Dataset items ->
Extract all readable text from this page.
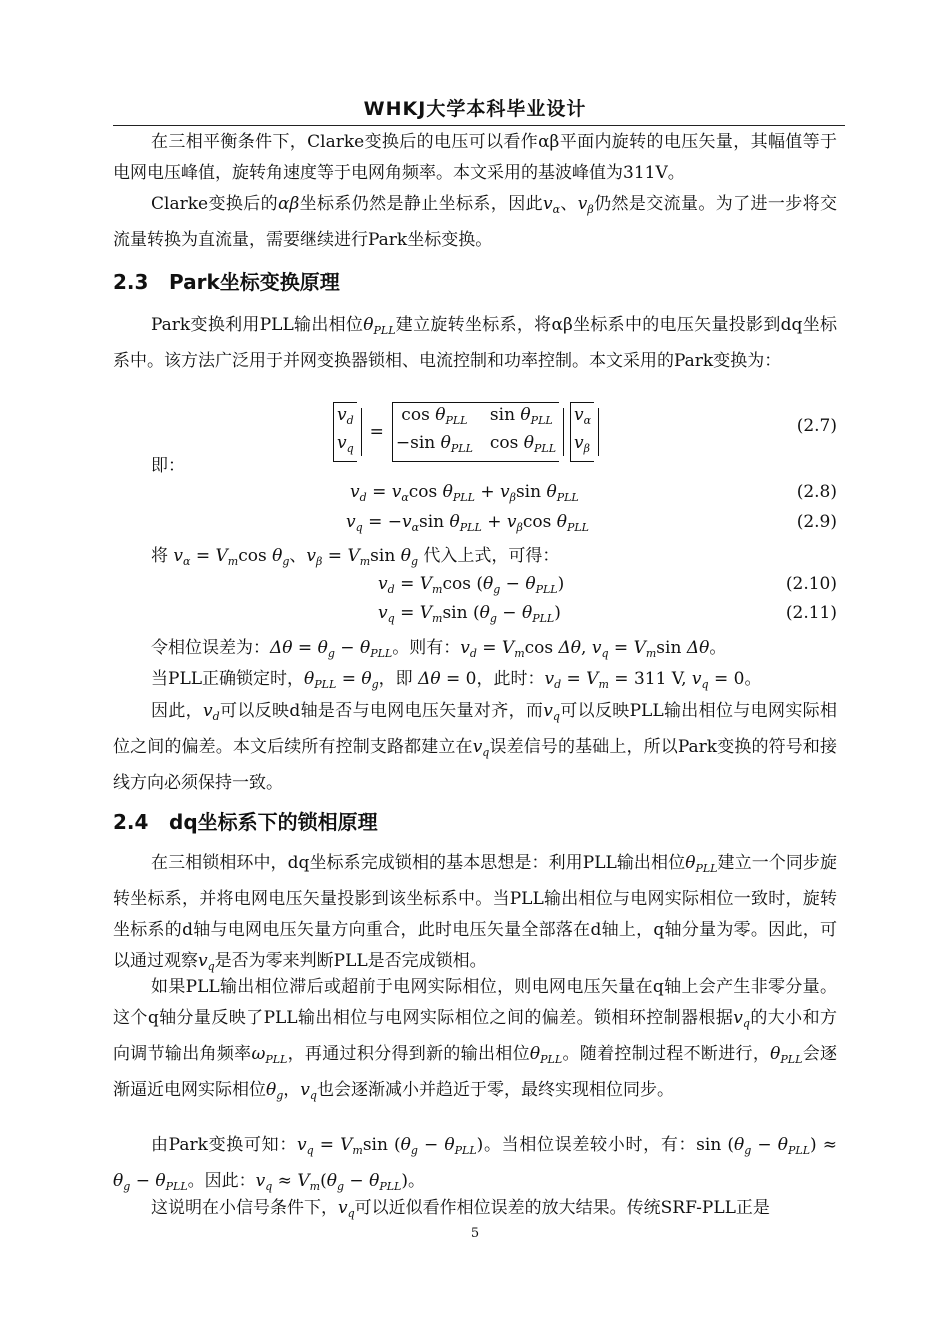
WHKJ大学本科毕业设计

在三相平衡条件下，Clarke变换后的电压可以看作αβ平面内旋转的电压矢量，其幅值等于电网电压峰值，旋转角速度等于电网角频率。本文采用的基波峰值为311V。

Clarke变换后的αβ坐标系仍然是静止坐标系，因此$v_\alpha$、$v_\beta$仍然是交流量。为了进一步将交流量转换为直流量，需要继续进行Park坐标变换。

2.3 Park坐标变换原理

Park变换利用PLL输出相位$\theta_{PLL}$建立旋转坐标系，将αβ坐标系中的电压矢量投影到dq坐标系中。该方法广泛用于并网变换器锁相、电流控制和功率控制。本文采用的Park变换为：

$v_d$
$v_q$

=
$\cos \theta_{PLL}$ $\sin \theta_{PLL}$
−sin $\theta_{PLL}$ $\cos \theta_{PLL}$

$v_\alpha$
$v_\beta$

(2.7)

即：

$v_d = v_\alpha\cos$ $\theta_{PLL} + v_\beta\sin$ $\theta_{PLL}$	(2.8)
$v_q = -v_\alpha\sin$ $\theta_{PLL} + v_\beta\cos$ $\theta_{PLL}$	(2.9)

将 $v_\alpha = V_m\cos$ $\theta_g$、$v_\beta = V_m\sin$ $\theta_g$ 代入上式，可得：

$v_d = V_m\cos$ $(\theta_g - \theta_{PLL})$	(2.10)
$v_q = V_m\sin$ $(\theta_g - \theta_{PLL})$	(2.11)

令相位误差为：$\Delta\theta = \theta_g - \theta_{PLL}$。则有：$v_d = V_m\cos$ Δθ, $v_q = V_m\sin$ Δθ。

当PLL正确锁定时，$\theta_{PLL} = \theta_g$，即 Δθ = 0，此时：$v_d = V_m = 311$ V, $v_q = 0$。

因此，$v_d$可以反映d轴是否与电网电压矢量对齐，而$v_q$可以反映PLL输出相位与电网实际相位之间的偏差。本文后续所有控制支路都建立在$v_q$误差信号的基础上，所以Park变换的符号和接线方向必须保持一致。

2.4 dq坐标系下的锁相原理

在三相锁相环中，dq坐标系完成锁相的基本思想是：利用PLL输出相位$\theta_{PLL}$建立一个同步旋转坐标系，并将电网电压矢量投影到该坐标系中。当PLL输出相位与电网实际相位一致时，旋转坐标系的d轴与电网电压矢量方向重合，此时电压矢量全部落在d轴上，q轴分量为零。因此，可以通过观察$v_q$是否为零来判断PLL是否完成锁相。

如果PLL输出相位滞后或超前于电网实际相位，则电网电压矢量在q轴上会产生非零分量。这个q轴分量反映了PLL输出相位与电网实际相位之间的偏差。锁相环控制器根据$v_q$的大小和方向调节输出角频率$\omega_{PLL}$，再通过积分得到新的输出相位$\theta_{PLL}$。随着控制过程不断进行，$\theta_{PLL}$会逐渐逼近电网实际相位$\theta_g$，$v_q$也会逐渐减小并趋近于零，最终实现相位同步。

由Park变换可知：$v_q = V_m\sin$ $(\theta_g - \theta_{PLL})$。当相位误差较小时，有：$\sin (\theta_g - \theta_{PLL}) \approx \theta_g - \theta_{PLL}$。因此：$v_q \approx V_m(\theta_g - \theta_{PLL})$。

这说明在小信号条件下，$v_q$可以近似看作相位误差的放大结果。传统SRF-PLL正是

5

YOUR INSTRUCTIONS -> Return all the entries word for word, but omit any pictures they contain.

FINAL RESULT ->
Extract all readable text from this page.
WHKJ大学本科毕业设计

在三相平衡条件下，Clarke变换后的电压可以看作αβ平面内旋转的电压矢量，其幅值等于电网电压峰值，旋转角速度等于电网角频率。本文采用的基波峰值为311V。

Clarke变换后的αβ坐标系仍然是静止坐标系，因此$v_\alpha$、$v_\beta$仍然是交流量。为了进一步将交流量转换为直流量，需要继续进行Park坐标变换。

2.3 Park坐标变换原理

Park变换利用PLL输出相位$\theta_{PLL}$建立旋转坐标系，将αβ坐标系中的电压矢量投影到dq坐标系中。该方法广泛用于并网变换器锁相、电流控制和功率控制。本文采用的Park变换为：

$v_d$
$v_q$

=
$\cos \theta_{PLL}$ $\sin \theta_{PLL}$
−sin $\theta_{PLL}$ $\cos \theta_{PLL}$

$v_\alpha$
$v_\beta$

(2.7)

即：

$v_d = v_\alpha\cos$ $\theta_{PLL} + v_\beta\sin$ $\theta_{PLL}$	(2.8)
$v_q = -v_\alpha\sin$ $\theta_{PLL} + v_\beta\cos$ $\theta_{PLL}$	(2.9)

将 $v_\alpha = V_m\cos$ $\theta_g$、$v_\beta = V_m\sin$ $\theta_g$ 代入上式，可得：

$v_d = V_m\cos$ $(\theta_g - \theta_{PLL})$	(2.10)
$v_q = V_m\sin$ $(\theta_g - \theta_{PLL})$	(2.11)

令相位误差为：$\Delta\theta = \theta_g - \theta_{PLL}$。则有：$v_d = V_m\cos$ Δθ, $v_q = V_m\sin$ Δθ。

当PLL正确锁定时，$\theta_{PLL} = \theta_g$，即 Δθ = 0，此时：$v_d = V_m = 311$ V, $v_q = 0$。

因此，$v_d$可以反映d轴是否与电网电压矢量对齐，而$v_q$可以反映PLL输出相位与电网实际相位之间的偏差。本文后续所有控制支路都建立在$v_q$误差信号的基础上，所以Park变换的符号和接线方向必须保持一致。

2.4 dq坐标系下的锁相原理

在三相锁相环中，dq坐标系完成锁相的基本思想是：利用PLL输出相位$\theta_{PLL}$建立一个同步旋转坐标系，并将电网电压矢量投影到该坐标系中。当PLL输出相位与电网实际相位一致时，旋转坐标系的d轴与电网电压矢量方向重合，此时电压矢量全部落在d轴上，q轴分量为零。因此，可以通过观察$v_q$是否为零来判断PLL是否完成锁相。

如果PLL输出相位滞后或超前于电网实际相位，则电网电压矢量在q轴上会产生非零分量。这个q轴分量反映了PLL输出相位与电网实际相位之间的偏差。锁相环控制器根据$v_q$的大小和方向调节输出角频率$\omega_{PLL}$，再通过积分得到新的输出相位$\theta_{PLL}$。随着控制过程不断进行，$\theta_{PLL}$会逐渐逼近电网实际相位$\theta_g$，$v_q$也会逐渐减小并趋近于零，最终实现相位同步。

由Park变换可知：$v_q = V_m\sin$ $(\theta_g - \theta_{PLL})$。当相位误差较小时，有：$\sin (\theta_g - \theta_{PLL}) \approx \theta_g - \theta_{PLL}$。因此：$v_q \approx V_m(\theta_g - \theta_{PLL})$。

这说明在小信号条件下，$v_q$可以近似看作相位误差的放大结果。传统SRF-PLL正是

5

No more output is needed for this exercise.